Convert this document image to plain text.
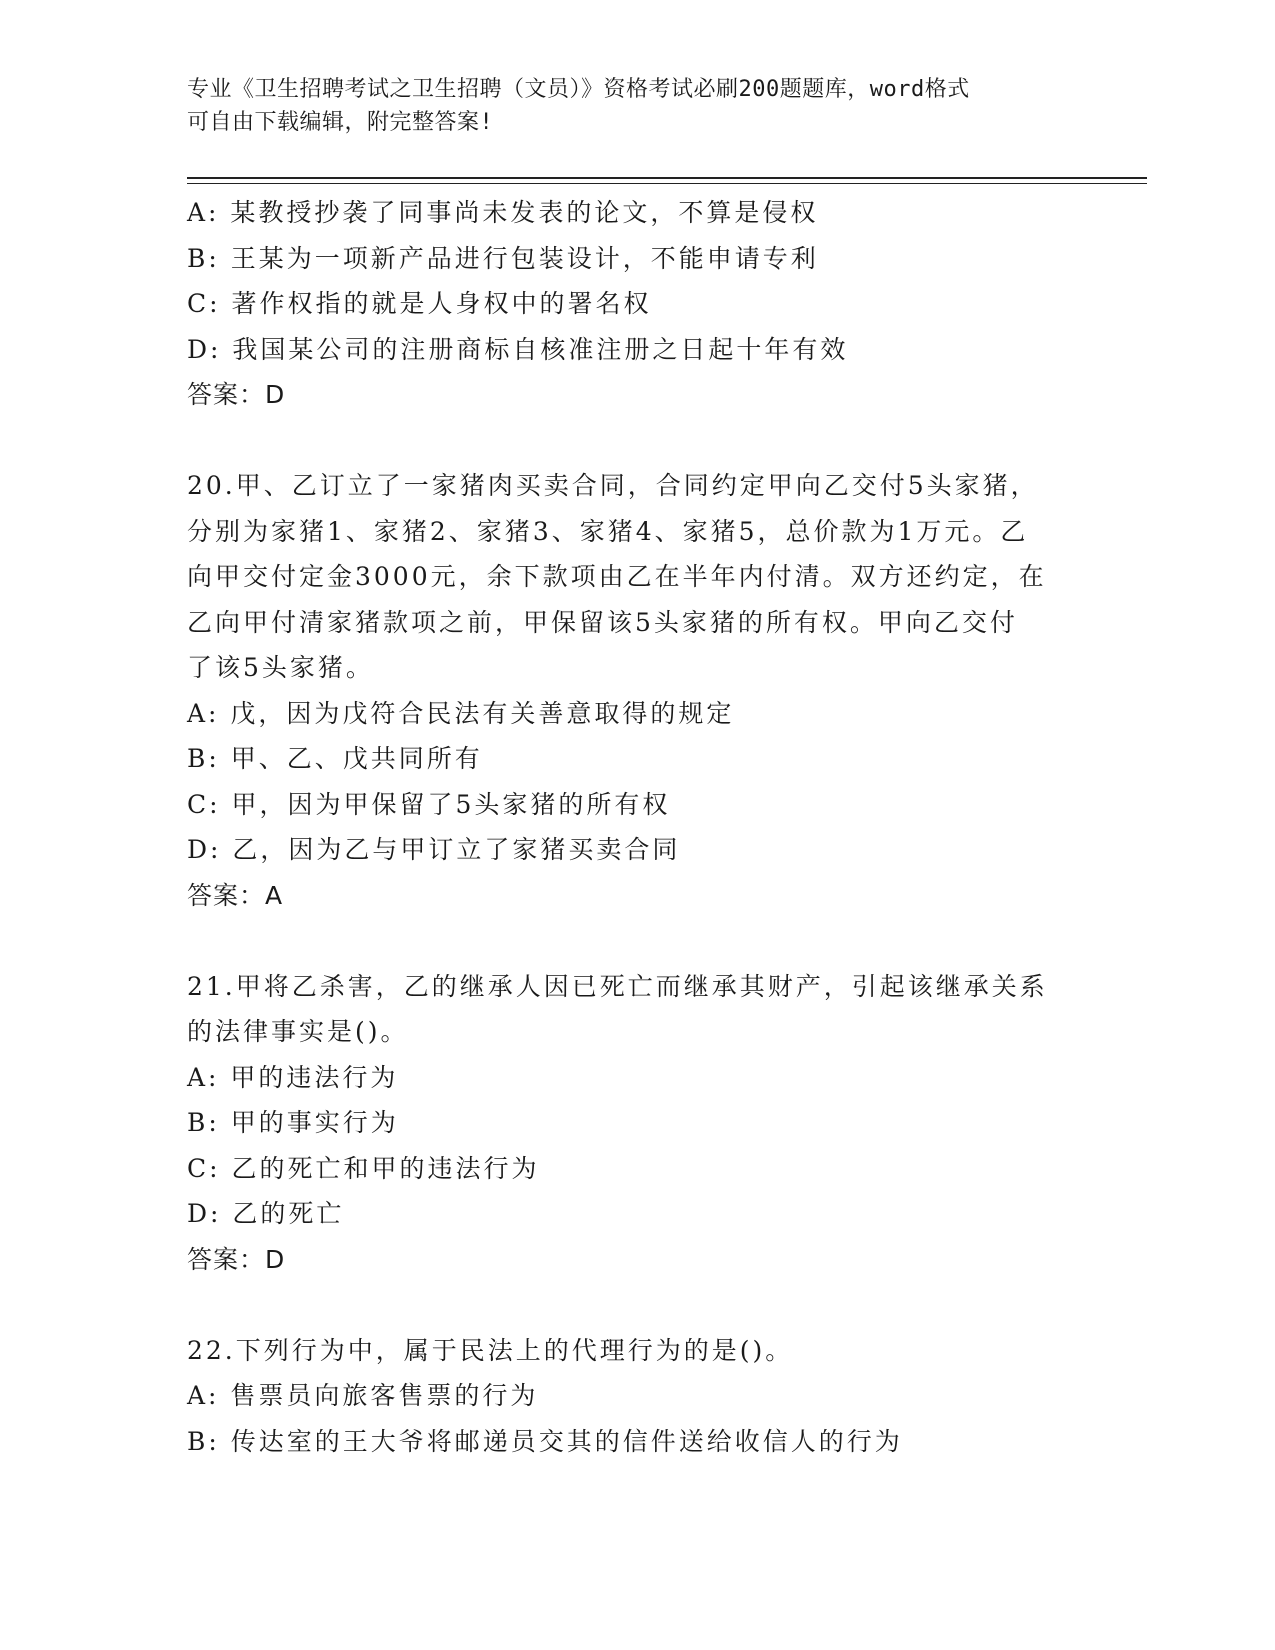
专业《卫生招聘考试之卫生招聘（文员）》资格考试必刷200题题库，word格式
可自由下载编辑，附完整答案!
A: 某教授抄袭了同事尚未发表的论文，不算是侵权
B: 王某为一项新产品进行包装设计，不能申请专利
C: 著作权指的就是人身权中的署名权
D: 我国某公司的注册商标自核准注册之日起十年有效
答案：D
20.甲、乙订立了一家猪肉买卖合同，合同约定甲向乙交付5头家猪，
分别为家猪1、家猪2、家猪3、家猪4、家猪5，总价款为1万元。乙
向甲交付定金3000元，余下款项由乙在半年内付清。双方还约定，在
乙向甲付清家猪款项之前，甲保留该5头家猪的所有权。甲向乙交付
了该5头家猪。
A: 戊，因为戊符合民法有关善意取得的规定
B: 甲、乙、戊共同所有
C: 甲，因为甲保留了5头家猪的所有权
D: 乙，因为乙与甲订立了家猪买卖合同
答案：A
21.甲将乙杀害，乙的继承人因已死亡而继承其财产，引起该继承关系
的法律事实是()。
A: 甲的违法行为
B: 甲的事实行为
C: 乙的死亡和甲的违法行为
D: 乙的死亡
答案：D
22.下列行为中，属于民法上的代理行为的是()。
A: 售票员向旅客售票的行为
B: 传达室的王大爷将邮递员交其的信件送给收信人的行为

* [What is expected] Go through the listing above and write it all out exactly, leaving out any picture.

* [Task solution]
Convert this document image to plain text.
专业《卫生招聘考试之卫生招聘（文员）》资格考试必刷200题题库，word格式
可自由下载编辑，附完整答案!
A: 某教授抄袭了同事尚未发表的论文，不算是侵权
B: 王某为一项新产品进行包装设计，不能申请专利
C: 著作权指的就是人身权中的署名权
D: 我国某公司的注册商标自核准注册之日起十年有效
答案：D
20.甲、乙订立了一家猪肉买卖合同，合同约定甲向乙交付5头家猪，
分别为家猪1、家猪2、家猪3、家猪4、家猪5，总价款为1万元。乙
向甲交付定金3000元，余下款项由乙在半年内付清。双方还约定，在
乙向甲付清家猪款项之前，甲保留该5头家猪的所有权。甲向乙交付
了该5头家猪。
A: 戊，因为戊符合民法有关善意取得的规定
B: 甲、乙、戊共同所有
C: 甲，因为甲保留了5头家猪的所有权
D: 乙，因为乙与甲订立了家猪买卖合同
答案：A
21.甲将乙杀害，乙的继承人因已死亡而继承其财产，引起该继承关系
的法律事实是()。
A: 甲的违法行为
B: 甲的事实行为
C: 乙的死亡和甲的违法行为
D: 乙的死亡
答案：D
22.下列行为中，属于民法上的代理行为的是()。
A: 售票员向旅客售票的行为
B: 传达室的王大爷将邮递员交其的信件送给收信人的行为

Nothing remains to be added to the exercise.